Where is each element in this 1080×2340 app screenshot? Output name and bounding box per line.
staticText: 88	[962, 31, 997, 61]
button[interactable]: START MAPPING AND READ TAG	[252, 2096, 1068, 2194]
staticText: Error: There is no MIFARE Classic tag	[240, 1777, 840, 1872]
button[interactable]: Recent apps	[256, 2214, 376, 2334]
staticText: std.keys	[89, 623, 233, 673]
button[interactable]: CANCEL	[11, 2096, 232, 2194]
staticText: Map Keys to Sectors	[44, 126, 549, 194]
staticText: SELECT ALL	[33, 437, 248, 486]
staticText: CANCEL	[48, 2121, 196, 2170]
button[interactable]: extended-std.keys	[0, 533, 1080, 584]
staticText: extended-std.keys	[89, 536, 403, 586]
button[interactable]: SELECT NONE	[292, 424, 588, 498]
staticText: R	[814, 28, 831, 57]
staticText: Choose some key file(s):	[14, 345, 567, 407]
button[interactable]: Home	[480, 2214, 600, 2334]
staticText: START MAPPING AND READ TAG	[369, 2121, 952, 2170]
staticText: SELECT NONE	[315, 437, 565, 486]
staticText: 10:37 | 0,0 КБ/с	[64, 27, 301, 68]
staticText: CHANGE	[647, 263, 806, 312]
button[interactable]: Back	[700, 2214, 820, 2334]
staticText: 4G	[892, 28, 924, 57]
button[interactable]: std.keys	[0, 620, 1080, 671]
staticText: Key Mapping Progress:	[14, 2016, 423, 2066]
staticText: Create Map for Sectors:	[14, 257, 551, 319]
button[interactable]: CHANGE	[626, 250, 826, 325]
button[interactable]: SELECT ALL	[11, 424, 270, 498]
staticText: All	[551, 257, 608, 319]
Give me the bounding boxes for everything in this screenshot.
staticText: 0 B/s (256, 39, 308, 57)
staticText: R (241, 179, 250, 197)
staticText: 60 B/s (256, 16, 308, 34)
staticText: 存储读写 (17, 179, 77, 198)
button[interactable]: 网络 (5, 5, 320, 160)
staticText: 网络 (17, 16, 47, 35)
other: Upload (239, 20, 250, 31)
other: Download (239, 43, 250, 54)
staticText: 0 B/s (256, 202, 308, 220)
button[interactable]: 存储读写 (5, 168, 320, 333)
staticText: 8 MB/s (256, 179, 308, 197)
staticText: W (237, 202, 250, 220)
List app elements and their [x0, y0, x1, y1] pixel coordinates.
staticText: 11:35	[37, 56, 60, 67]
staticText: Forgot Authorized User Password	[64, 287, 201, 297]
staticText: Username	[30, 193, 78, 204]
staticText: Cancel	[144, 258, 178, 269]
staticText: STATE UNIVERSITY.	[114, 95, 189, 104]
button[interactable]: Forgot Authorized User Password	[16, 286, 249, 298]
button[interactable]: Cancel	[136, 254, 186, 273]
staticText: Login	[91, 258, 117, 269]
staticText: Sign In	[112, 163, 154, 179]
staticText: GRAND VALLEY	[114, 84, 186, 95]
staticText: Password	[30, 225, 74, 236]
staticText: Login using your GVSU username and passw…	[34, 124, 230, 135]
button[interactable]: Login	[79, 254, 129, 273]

──────────────────────────────

Convert every line of the records above into a JSON list of strings, one string per line, leaving out blank lines.

[
  "Where is each element in this 1080×2340 app screenshot? Output name and bounding box per line.",
  "staticText: 88\t[962, 31, 997, 61]",
  "button[interactable]: START MAPPING AND READ TAG\t[252, 2096, 1068, 2194]",
  "staticText: Error: There is no MIFARE Classic tag\t[240, 1777, 840, 1872]",
  "button[interactable]: Recent apps\t[256, 2214, 376, 2334]",
  "staticText: std.keys\t[89, 623, 233, 673]",
  "button[interactable]: CANCEL\t[11, 2096, 232, 2194]",
  "staticText: Map Keys to Sectors\t[44, 126, 549, 194]",
  "staticText: SELECT ALL\t[33, 437, 248, 486]",
  "staticText: CANCEL\t[48, 2121, 196, 2170]",
  "button[interactable]: extended-std.keys\t[0, 533, 1080, 584]",
  "staticText: extended-std.keys\t[89, 536, 403, 586]",
  "button[interactable]: SELECT NONE\t[292, 424, 588, 498]",
  "staticText: R\t[814, 28, 831, 57]",
  "staticText: Choose some key file(s):\t[14, 345, 567, 407]",
  "button[interactable]: Home\t[480, 2214, 600, 2334]",
  "staticText: START MAPPING AND READ TAG\t[369, 2121, 952, 2170]",
  "staticText: SELECT NONE\t[315, 437, 565, 486]",
  "staticText: 10:37 | 0,0 КБ/с\t[64, 27, 301, 68]",
  "staticText: CHANGE\t[647, 263, 806, 312]",
  "button[interactable]: Back\t[700, 2214, 820, 2334]",
  "staticText: 4G\t[892, 28, 924, 57]",
  "button[interactable]: std.keys\t[0, 620, 1080, 671]",
  "staticText: Key Mapping Progress:\t[14, 2016, 423, 2066]",
  "staticText: Create Map for Sectors:\t[14, 257, 551, 319]",
  "button[interactable]: CHANGE\t[626, 250, 826, 325]",
  "button[interactable]: SELECT ALL\t[11, 424, 270, 498]",
  "staticText: All\t[551, 257, 608, 319]",
  "Give me the bounding boxes for everything in this screenshot.",
  "staticText: 0 B/s (256, 39, 308, 57)",
  "staticText: R (241, 179, 250, 197)",
  "staticText: 60 B/s (256, 16, 308, 34)",
  "staticText: 存储读写 (17, 179, 77, 198)",
  "button[interactable]: 网络 (5, 5, 320, 160)",
  "staticText: 网络 (17, 16, 47, 35)",
  "other: Upload (239, 20, 250, 31)",
  "other: Download (239, 43, 250, 54)",
  "staticText: 0 B/s (256, 202, 308, 220)",
  "button[interactable]: 存储读写 (5, 168, 320, 333)",
  "staticText: 8 MB/s (256, 179, 308, 197)",
  "staticText: W (237, 202, 250, 220)",
  "List app elements and their [x0, y0, x1, y1] pixel coordinates.",
  "staticText: 11:35\t[37, 56, 60, 67]",
  "staticText: Forgot Authorized User Password\t[64, 287, 201, 297]",
  "staticText: Username\t[30, 193, 78, 204]",
  "staticText: Cancel\t[144, 258, 178, 269]",
  "staticText: STATE UNIVERSITY.\t[114, 95, 189, 104]",
  "button[interactable]: Forgot Authorized User Password\t[16, 286, 249, 298]",
  "button[interactable]: Cancel\t[136, 254, 186, 273]",
  "staticText: Login\t[91, 258, 117, 269]",
  "staticText: Sign In\t[112, 163, 154, 179]",
  "staticText: GRAND VALLEY\t[114, 84, 186, 95]",
  "staticText: Password\t[30, 225, 74, 236]",
  "staticText: Login using your GVSU username and passw…\t[34, 124, 230, 135]",
  "button[interactable]: Login\t[79, 254, 129, 273]"
]